WHAT IS NEEDED => Go through the lines below and copy each one that holds the string "placed".
Top of RECORDS TO PROCESS
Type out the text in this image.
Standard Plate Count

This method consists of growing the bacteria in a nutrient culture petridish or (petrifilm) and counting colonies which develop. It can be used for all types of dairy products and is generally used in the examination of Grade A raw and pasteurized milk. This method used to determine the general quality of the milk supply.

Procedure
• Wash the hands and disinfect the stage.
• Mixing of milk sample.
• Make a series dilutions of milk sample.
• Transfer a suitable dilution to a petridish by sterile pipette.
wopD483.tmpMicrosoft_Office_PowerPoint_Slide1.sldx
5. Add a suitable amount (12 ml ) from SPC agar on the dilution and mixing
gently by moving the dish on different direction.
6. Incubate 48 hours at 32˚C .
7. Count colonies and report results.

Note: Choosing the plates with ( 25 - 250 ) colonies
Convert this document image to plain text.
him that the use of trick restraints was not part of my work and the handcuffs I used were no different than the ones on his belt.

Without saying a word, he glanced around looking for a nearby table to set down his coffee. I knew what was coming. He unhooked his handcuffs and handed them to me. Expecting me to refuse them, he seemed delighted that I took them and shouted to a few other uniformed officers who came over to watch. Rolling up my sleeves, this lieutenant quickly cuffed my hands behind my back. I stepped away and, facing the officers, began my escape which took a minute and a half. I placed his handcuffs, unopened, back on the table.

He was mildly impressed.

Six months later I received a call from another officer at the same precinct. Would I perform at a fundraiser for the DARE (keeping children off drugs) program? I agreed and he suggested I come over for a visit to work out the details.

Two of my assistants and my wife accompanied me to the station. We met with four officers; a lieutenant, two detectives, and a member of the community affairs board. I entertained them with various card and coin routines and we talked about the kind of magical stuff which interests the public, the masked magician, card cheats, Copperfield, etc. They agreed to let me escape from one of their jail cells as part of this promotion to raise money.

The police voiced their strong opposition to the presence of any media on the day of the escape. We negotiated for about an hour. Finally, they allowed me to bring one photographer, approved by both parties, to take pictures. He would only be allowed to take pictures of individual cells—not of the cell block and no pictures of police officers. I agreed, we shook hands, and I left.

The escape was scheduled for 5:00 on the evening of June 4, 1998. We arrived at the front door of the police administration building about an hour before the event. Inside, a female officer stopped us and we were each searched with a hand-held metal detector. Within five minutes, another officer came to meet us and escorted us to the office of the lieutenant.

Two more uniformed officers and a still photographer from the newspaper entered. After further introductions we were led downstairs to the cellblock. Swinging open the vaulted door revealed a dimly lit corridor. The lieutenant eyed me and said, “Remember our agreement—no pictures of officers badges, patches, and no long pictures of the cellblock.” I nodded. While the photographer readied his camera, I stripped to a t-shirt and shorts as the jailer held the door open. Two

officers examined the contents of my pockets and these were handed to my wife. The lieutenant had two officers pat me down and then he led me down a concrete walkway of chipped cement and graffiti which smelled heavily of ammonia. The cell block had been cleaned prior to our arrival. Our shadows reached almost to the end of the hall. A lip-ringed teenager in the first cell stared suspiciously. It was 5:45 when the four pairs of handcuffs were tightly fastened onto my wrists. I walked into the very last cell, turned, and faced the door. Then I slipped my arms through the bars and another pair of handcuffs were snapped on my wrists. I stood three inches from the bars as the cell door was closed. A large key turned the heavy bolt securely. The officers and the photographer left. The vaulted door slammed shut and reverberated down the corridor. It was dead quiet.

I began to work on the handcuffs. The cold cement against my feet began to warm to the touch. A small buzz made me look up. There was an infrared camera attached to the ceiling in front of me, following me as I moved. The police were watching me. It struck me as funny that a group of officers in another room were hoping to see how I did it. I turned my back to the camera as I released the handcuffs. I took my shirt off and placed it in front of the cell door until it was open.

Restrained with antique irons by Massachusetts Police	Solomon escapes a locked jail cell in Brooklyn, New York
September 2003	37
Bottom of RECORDS TO PROCESS
ANSWER SECTION =>
Without saying a word, he glanced around looking for a nearby table to set down his coffee. I knew what was coming. He unhooked his handcuffs and handed them to me. Expecting me to refuse them, he seemed delighted that I took them and shouted to a few other uniformed officers who came over to watch. Rolling up my sleeves, this lieutenant quickly cuffed my hands behind my back. I stepped away and, facing the officers, began my escape which took a minute and a half. I placed his handcuffs, unopened, back on the table.
I began to work on the handcuffs. The cold cement against my feet began to warm to the touch. A small buzz made me look up. There was an infrared camera attached to the ceiling in front of me, following me as I moved. The police were watching me. It struck me as funny that a group of officers in another room were hoping to see how I did it. I turned my back to the camera as I released the handcuffs. I took my shirt off and placed it in front of the cell door until it was open.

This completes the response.